Lines of data
# # # # # # #
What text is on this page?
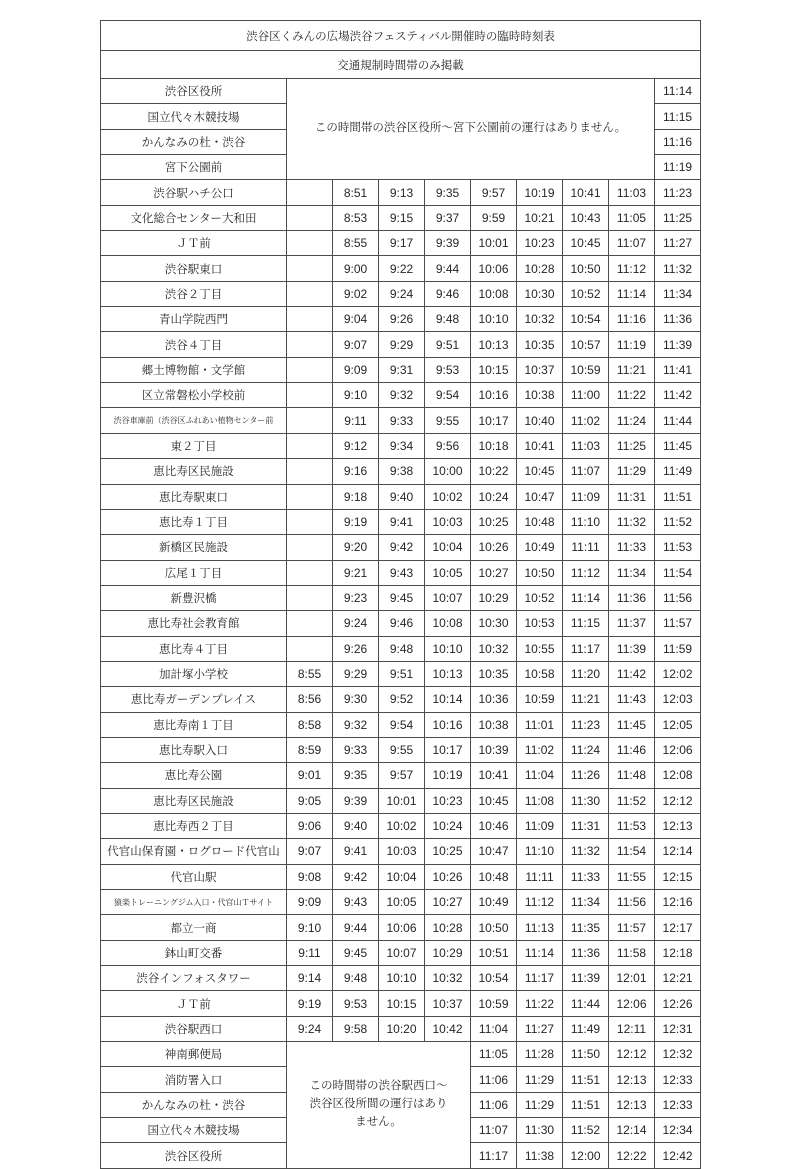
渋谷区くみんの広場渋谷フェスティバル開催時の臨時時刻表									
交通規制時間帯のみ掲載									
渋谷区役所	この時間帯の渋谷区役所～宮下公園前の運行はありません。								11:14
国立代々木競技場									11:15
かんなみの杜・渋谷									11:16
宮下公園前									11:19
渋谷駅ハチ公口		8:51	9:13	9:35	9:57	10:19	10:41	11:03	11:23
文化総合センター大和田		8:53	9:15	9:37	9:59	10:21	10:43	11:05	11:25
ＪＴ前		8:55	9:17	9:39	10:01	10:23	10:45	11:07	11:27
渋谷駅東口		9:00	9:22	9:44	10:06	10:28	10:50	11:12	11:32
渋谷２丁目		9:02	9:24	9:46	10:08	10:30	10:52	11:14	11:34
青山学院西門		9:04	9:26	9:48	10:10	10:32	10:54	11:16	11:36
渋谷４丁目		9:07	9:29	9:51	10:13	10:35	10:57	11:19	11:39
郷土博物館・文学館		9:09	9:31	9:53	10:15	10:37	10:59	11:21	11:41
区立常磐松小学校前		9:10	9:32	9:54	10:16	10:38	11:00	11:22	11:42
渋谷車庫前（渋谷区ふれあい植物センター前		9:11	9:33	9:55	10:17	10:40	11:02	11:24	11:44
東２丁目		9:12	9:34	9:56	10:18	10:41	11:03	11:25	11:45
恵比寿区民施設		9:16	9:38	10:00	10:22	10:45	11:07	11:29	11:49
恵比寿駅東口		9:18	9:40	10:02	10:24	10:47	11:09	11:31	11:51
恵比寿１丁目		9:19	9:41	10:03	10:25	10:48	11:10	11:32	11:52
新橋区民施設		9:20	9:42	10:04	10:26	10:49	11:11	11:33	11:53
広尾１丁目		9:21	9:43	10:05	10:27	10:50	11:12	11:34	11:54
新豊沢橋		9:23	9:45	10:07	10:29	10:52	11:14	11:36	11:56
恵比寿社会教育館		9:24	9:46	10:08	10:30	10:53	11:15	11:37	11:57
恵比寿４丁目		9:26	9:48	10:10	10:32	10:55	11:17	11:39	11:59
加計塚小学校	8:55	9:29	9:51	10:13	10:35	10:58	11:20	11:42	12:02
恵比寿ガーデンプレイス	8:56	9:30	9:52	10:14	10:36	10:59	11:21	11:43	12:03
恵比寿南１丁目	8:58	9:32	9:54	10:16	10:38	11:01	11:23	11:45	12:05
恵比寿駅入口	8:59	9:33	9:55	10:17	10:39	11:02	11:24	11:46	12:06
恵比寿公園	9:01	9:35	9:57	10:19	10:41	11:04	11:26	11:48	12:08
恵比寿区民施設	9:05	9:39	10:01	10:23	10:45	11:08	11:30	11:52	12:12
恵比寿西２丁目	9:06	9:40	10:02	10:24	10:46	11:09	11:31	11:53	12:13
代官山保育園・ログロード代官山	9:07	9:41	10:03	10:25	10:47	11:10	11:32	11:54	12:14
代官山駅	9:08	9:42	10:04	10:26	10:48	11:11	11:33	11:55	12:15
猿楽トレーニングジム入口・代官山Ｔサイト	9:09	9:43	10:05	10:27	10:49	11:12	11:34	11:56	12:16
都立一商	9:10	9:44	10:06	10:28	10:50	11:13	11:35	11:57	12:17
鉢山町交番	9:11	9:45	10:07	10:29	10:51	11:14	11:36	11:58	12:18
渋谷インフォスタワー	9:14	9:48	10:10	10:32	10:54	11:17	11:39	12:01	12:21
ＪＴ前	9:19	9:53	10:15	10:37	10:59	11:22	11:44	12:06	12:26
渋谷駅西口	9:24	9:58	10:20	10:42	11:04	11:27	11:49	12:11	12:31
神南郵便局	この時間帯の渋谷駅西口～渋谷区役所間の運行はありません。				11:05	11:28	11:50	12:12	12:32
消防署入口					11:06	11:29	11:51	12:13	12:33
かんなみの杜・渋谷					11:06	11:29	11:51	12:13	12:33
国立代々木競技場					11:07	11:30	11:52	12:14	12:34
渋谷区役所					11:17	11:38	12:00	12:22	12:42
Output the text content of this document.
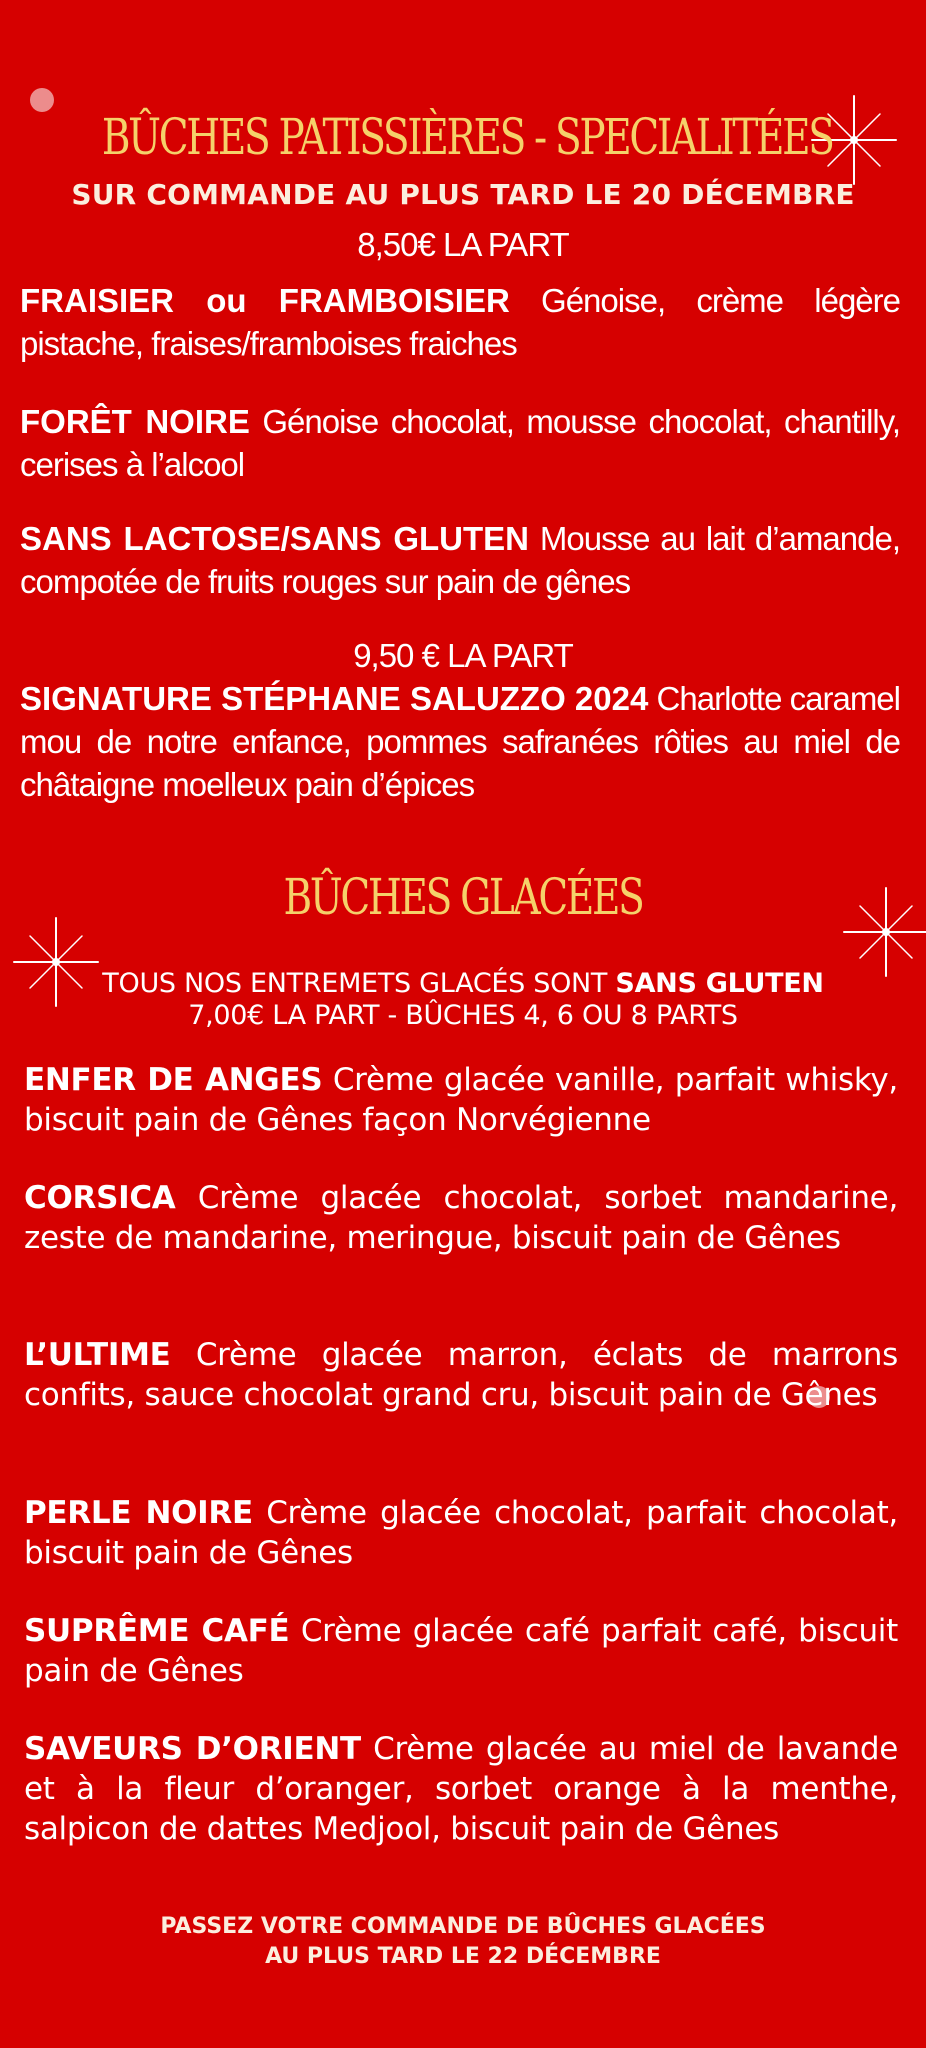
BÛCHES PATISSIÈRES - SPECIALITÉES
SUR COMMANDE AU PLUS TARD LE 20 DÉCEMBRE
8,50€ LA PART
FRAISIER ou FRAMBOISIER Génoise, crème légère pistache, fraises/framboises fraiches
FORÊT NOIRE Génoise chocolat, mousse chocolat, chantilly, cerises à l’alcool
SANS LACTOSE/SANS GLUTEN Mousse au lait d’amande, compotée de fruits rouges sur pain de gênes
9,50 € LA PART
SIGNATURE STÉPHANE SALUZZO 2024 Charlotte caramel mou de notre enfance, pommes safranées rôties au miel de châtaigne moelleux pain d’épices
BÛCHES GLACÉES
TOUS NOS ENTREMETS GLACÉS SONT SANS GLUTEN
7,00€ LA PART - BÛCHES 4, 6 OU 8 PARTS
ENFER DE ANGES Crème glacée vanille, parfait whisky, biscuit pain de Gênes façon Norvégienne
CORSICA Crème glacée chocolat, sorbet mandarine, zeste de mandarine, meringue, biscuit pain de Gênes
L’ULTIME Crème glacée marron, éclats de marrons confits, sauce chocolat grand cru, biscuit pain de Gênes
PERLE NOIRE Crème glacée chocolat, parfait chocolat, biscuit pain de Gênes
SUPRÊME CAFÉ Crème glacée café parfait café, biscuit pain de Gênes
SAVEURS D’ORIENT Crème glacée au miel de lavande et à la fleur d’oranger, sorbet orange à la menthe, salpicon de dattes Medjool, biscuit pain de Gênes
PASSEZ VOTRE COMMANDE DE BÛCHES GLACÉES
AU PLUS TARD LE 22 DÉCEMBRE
# # # # # # #
## What the exercise asks
Without any pictures, write out the lines running from the one containing "Output the text content of this document." through the end of the listing above, both included, exactly as given.

## The completed task
Output the text content of this document.
BÛCHES PATISSIÈRES - SPECIALITÉES
SUR COMMANDE AU PLUS TARD LE 20 DÉCEMBRE
8,50€ LA PART
FRAISIER ou FRAMBOISIER Génoise, crème légère pistache, fraises/framboises fraiches
FORÊT NOIRE Génoise chocolat, mousse chocolat, chantilly, cerises à l’alcool
SANS LACTOSE/SANS GLUTEN Mousse au lait d’amande, compotée de fruits rouges sur pain de gênes
9,50 € LA PART
SIGNATURE STÉPHANE SALUZZO 2024 Charlotte caramel mou de notre enfance, pommes safranées rôties au miel de châtaigne moelleux pain d’épices
BÛCHES GLACÉES
TOUS NOS ENTREMETS GLACÉS SONT SANS GLUTEN
7,00€ LA PART - BÛCHES 4, 6 OU 8 PARTS
ENFER DE ANGES Crème glacée vanille, parfait whisky, biscuit pain de Gênes façon Norvégienne
CORSICA Crème glacée chocolat, sorbet mandarine, zeste de mandarine, meringue, biscuit pain de Gênes
L’ULTIME Crème glacée marron, éclats de marrons confits, sauce chocolat grand cru, biscuit pain de Gênes
PERLE NOIRE Crème glacée chocolat, parfait chocolat, biscuit pain de Gênes
SUPRÊME CAFÉ Crème glacée café parfait café, biscuit pain de Gênes
SAVEURS D’ORIENT Crème glacée au miel de lavande et à la fleur d’oranger, sorbet orange à la menthe, salpicon de dattes Medjool, biscuit pain de Gênes
PASSEZ VOTRE COMMANDE DE BÛCHES GLACÉES
AU PLUS TARD LE 22 DÉCEMBRE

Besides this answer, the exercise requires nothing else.